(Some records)

········

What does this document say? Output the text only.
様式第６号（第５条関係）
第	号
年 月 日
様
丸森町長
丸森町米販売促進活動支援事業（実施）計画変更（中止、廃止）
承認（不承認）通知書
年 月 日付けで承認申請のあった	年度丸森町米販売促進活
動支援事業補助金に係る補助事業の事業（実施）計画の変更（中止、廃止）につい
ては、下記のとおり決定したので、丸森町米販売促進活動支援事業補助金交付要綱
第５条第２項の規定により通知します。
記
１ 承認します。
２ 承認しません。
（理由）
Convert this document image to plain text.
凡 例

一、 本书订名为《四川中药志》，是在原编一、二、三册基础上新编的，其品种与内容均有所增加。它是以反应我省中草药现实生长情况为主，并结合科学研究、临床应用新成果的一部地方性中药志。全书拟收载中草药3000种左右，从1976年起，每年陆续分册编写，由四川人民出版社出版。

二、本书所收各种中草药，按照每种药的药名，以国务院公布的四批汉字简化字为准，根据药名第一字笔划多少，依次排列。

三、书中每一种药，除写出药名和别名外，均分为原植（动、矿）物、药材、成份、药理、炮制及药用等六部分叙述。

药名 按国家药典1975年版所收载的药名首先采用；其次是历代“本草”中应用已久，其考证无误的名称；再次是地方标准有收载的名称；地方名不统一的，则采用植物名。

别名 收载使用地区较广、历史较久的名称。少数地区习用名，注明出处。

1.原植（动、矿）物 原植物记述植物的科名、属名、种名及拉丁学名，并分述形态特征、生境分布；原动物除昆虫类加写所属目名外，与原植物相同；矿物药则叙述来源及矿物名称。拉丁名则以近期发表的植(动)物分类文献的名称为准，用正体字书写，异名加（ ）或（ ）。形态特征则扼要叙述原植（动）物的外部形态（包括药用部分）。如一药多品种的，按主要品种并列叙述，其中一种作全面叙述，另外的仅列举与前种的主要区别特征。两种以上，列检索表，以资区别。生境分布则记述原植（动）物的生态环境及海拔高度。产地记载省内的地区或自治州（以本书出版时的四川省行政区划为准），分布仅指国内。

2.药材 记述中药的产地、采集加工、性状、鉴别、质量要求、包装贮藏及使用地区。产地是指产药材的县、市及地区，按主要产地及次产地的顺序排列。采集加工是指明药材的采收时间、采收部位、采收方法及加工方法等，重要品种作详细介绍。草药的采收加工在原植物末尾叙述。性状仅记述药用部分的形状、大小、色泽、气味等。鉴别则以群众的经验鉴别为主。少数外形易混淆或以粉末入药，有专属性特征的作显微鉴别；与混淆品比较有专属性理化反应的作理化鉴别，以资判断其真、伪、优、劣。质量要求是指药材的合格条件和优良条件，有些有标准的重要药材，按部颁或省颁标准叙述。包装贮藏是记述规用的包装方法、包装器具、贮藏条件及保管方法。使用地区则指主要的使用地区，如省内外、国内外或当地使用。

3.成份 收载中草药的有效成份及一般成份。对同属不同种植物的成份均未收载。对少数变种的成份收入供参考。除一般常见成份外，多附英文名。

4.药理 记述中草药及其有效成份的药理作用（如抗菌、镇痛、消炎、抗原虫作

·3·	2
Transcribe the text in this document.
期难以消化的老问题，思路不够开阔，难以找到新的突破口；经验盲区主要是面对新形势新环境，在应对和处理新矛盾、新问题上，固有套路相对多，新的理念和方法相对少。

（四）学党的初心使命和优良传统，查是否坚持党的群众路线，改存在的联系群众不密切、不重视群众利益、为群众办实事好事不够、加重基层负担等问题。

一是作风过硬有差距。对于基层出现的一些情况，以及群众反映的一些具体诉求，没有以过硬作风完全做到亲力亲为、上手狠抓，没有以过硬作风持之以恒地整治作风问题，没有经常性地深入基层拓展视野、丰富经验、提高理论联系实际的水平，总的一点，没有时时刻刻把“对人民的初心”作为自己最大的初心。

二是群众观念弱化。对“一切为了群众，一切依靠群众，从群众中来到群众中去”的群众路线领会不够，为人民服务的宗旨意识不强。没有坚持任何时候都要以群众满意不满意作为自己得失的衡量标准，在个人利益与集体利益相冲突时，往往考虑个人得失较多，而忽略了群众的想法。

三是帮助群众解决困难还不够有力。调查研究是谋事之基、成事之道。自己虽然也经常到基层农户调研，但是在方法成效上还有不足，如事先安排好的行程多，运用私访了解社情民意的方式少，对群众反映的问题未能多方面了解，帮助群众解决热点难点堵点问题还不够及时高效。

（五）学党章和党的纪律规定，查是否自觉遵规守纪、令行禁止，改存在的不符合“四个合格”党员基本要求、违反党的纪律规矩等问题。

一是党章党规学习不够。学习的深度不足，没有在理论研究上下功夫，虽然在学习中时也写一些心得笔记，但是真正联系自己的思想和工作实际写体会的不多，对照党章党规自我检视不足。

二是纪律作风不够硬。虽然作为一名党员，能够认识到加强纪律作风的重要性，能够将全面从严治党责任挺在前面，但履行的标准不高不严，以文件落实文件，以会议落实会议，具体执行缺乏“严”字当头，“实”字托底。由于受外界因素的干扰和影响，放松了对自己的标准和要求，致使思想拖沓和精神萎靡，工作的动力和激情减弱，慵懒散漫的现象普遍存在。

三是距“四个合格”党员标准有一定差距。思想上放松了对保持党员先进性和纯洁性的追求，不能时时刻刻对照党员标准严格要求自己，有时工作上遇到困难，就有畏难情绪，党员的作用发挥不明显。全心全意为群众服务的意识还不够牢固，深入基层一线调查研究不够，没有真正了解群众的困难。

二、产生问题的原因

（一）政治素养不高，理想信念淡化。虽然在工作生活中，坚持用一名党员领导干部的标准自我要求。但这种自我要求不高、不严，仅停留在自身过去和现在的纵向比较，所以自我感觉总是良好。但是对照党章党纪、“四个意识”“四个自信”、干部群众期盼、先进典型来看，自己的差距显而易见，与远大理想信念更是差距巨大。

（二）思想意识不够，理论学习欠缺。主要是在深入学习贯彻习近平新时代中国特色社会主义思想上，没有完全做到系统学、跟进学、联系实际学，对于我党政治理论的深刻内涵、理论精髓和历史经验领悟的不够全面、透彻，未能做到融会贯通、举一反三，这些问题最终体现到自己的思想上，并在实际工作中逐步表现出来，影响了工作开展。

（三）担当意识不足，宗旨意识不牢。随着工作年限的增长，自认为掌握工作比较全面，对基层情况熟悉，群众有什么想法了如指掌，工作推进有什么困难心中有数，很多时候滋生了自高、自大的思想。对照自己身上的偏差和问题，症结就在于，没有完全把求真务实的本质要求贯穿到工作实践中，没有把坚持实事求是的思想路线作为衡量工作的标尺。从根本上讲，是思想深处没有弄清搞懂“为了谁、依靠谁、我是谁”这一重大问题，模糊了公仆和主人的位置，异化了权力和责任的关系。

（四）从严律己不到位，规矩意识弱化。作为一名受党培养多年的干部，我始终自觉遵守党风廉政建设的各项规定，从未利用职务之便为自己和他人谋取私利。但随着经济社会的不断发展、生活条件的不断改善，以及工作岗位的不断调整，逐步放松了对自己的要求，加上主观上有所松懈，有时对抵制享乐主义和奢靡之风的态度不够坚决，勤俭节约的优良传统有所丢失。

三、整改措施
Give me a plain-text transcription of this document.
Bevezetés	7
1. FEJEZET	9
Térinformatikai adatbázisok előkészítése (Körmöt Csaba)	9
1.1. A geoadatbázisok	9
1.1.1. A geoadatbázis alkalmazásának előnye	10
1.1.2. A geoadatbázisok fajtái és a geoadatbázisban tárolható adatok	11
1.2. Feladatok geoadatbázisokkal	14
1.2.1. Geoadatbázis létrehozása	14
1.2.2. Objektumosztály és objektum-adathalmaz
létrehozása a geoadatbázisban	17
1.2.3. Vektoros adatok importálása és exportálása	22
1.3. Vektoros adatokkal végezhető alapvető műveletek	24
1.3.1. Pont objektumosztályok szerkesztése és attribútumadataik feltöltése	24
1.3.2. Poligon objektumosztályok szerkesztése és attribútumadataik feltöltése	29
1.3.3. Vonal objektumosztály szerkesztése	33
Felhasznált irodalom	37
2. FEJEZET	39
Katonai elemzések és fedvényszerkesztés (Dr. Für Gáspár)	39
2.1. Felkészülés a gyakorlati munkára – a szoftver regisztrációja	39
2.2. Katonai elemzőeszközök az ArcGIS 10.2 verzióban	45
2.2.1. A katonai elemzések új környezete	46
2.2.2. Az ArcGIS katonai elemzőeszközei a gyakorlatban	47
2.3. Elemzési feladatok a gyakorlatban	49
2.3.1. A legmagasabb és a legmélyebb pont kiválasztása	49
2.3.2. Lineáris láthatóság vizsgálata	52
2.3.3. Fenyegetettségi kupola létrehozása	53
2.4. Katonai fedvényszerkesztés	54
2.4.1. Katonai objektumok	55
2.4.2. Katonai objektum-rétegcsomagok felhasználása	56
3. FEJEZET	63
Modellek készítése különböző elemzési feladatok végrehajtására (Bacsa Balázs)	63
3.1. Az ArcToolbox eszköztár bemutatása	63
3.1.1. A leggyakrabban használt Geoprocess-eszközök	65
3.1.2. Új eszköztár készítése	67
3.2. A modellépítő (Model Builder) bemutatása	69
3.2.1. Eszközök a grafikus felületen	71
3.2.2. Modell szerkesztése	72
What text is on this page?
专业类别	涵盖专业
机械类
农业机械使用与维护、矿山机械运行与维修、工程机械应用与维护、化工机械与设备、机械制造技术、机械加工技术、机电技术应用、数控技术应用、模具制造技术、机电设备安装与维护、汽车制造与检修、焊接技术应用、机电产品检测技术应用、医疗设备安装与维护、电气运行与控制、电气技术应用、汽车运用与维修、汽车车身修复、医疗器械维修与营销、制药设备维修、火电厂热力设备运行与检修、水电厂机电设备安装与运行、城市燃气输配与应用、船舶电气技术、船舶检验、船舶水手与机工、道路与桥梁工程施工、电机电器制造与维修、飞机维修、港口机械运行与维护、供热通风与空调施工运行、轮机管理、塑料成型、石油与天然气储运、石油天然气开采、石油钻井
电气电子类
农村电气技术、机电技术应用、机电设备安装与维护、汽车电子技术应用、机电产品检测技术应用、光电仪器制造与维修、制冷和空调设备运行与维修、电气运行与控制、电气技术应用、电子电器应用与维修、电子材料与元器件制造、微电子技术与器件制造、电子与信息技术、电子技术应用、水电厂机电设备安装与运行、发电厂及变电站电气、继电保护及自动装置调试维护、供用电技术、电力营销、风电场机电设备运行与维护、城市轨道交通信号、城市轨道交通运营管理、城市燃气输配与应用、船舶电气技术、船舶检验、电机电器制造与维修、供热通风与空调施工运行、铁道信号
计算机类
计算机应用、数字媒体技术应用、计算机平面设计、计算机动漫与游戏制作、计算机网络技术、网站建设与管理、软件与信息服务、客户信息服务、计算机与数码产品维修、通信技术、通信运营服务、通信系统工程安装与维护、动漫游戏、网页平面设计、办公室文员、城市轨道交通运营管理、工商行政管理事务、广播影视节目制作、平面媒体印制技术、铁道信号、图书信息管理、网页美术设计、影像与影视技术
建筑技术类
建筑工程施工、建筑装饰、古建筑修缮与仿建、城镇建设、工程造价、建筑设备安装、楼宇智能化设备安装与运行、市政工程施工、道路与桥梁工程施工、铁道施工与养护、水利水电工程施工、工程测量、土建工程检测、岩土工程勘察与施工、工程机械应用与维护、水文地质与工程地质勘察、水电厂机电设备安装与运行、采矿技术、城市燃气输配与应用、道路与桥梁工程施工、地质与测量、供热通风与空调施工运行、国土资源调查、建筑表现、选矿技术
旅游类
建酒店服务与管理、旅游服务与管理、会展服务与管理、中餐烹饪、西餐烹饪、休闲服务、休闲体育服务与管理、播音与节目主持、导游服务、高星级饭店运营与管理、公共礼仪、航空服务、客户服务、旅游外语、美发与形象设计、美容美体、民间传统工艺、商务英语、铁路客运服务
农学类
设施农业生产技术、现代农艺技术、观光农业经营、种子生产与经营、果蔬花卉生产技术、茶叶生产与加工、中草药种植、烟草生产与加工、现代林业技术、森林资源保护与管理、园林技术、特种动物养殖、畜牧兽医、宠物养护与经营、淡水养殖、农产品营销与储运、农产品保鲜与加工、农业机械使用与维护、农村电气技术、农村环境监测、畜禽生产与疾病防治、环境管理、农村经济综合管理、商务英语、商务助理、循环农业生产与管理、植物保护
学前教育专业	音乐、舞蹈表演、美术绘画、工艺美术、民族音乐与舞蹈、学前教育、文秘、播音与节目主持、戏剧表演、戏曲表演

········

* **Given exercise**: Show every line from the listing above in which the string "gyakorlatban" appears.

* **Output of the exercise**:
2.2.2. Az ArcGIS katonai elemzőeszközei a gyakorlatban	47
2.3. Elemzési feladatok a gyakorlatban	49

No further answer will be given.